*Work instructions*. Which lines in the material below contain the string "search"? Extract each of them in full.

Rows from a layout dataset
......
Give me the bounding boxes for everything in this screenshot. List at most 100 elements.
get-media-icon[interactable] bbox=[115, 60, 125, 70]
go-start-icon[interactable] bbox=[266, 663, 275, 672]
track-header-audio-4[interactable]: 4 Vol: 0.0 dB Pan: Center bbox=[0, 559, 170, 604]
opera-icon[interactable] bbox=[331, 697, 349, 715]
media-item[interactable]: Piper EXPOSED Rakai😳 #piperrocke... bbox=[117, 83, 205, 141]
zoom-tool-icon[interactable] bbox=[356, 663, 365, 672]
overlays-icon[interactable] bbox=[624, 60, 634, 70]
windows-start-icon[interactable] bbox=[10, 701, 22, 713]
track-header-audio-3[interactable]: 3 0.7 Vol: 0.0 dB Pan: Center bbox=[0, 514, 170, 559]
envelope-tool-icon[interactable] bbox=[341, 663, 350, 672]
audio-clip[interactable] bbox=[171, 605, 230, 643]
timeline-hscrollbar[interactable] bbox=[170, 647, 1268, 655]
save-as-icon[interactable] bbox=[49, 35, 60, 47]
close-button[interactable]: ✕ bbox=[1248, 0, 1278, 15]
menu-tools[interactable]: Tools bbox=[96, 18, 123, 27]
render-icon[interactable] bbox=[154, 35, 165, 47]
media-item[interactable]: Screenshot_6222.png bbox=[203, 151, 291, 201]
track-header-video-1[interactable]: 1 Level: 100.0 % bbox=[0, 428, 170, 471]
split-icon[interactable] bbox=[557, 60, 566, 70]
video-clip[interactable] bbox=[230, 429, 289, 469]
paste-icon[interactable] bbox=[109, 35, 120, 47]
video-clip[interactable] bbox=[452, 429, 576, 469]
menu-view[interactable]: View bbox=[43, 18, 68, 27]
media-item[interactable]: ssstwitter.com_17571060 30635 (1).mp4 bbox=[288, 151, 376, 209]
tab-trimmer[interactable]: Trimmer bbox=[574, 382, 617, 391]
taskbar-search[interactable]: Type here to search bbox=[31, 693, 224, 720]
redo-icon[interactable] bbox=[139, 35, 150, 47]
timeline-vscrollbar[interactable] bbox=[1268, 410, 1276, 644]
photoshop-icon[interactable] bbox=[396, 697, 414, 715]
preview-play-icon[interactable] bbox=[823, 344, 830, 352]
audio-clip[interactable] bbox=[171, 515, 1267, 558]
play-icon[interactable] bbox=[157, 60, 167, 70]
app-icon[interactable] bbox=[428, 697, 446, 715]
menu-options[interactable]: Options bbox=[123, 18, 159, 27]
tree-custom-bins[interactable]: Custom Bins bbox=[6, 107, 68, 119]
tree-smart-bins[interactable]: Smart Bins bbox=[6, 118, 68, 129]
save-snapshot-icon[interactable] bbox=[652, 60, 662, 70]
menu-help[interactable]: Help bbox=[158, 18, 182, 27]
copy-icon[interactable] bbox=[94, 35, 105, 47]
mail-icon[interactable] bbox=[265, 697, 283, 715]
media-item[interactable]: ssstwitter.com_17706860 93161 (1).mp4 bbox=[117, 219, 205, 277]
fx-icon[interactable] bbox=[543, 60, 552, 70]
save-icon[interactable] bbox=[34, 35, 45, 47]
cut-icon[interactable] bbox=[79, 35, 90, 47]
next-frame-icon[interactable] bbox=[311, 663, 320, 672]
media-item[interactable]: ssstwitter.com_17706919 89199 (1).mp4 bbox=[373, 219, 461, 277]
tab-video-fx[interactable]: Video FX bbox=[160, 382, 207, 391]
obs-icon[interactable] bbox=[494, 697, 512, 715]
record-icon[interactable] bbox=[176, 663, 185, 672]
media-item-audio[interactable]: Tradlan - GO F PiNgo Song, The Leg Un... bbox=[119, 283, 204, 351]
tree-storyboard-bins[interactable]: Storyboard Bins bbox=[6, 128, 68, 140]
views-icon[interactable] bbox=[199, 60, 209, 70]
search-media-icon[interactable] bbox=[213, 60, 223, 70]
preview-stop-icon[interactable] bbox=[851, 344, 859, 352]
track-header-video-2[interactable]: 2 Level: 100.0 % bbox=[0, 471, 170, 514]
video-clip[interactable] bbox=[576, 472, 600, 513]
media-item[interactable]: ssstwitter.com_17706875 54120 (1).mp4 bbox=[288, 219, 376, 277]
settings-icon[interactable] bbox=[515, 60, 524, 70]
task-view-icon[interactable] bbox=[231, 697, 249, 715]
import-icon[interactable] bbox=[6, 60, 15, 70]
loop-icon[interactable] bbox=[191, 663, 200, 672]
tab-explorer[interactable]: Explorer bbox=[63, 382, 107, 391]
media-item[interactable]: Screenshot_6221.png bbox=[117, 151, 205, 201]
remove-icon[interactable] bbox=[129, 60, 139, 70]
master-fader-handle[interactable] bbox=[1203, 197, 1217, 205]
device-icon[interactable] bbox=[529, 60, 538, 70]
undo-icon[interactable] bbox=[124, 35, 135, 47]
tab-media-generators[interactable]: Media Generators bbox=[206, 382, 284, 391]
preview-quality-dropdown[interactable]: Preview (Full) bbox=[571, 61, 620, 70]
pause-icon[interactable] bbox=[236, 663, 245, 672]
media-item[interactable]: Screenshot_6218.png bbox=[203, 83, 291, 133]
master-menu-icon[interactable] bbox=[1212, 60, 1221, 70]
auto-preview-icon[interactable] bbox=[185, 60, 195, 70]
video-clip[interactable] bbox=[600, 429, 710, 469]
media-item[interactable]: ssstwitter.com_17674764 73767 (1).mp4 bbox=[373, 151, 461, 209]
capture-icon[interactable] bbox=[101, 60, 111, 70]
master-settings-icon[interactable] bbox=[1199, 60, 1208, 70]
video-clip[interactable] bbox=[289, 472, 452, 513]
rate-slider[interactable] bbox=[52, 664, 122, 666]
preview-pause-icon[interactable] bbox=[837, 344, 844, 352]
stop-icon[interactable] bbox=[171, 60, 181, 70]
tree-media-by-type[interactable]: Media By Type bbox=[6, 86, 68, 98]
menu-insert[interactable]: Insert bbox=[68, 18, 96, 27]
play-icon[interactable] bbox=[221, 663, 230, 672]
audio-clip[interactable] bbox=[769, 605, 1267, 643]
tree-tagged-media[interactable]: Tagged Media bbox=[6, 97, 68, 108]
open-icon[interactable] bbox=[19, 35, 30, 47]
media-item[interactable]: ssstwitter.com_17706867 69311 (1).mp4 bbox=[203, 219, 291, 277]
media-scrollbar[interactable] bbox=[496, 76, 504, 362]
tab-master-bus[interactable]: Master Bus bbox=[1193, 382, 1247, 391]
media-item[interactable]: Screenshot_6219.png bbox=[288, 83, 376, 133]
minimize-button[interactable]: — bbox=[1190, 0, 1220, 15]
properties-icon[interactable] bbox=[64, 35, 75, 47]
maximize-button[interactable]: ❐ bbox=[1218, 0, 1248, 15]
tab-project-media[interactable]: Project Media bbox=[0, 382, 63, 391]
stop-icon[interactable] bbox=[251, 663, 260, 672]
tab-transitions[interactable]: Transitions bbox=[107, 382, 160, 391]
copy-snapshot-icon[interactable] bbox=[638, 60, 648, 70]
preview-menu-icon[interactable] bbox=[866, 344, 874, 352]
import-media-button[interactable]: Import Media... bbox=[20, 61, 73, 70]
......
*Task solution*.
taskbar-search[interactable]: Type here to search bbox=[31, 693, 224, 720]
search-media-icon[interactable] bbox=[213, 60, 223, 70]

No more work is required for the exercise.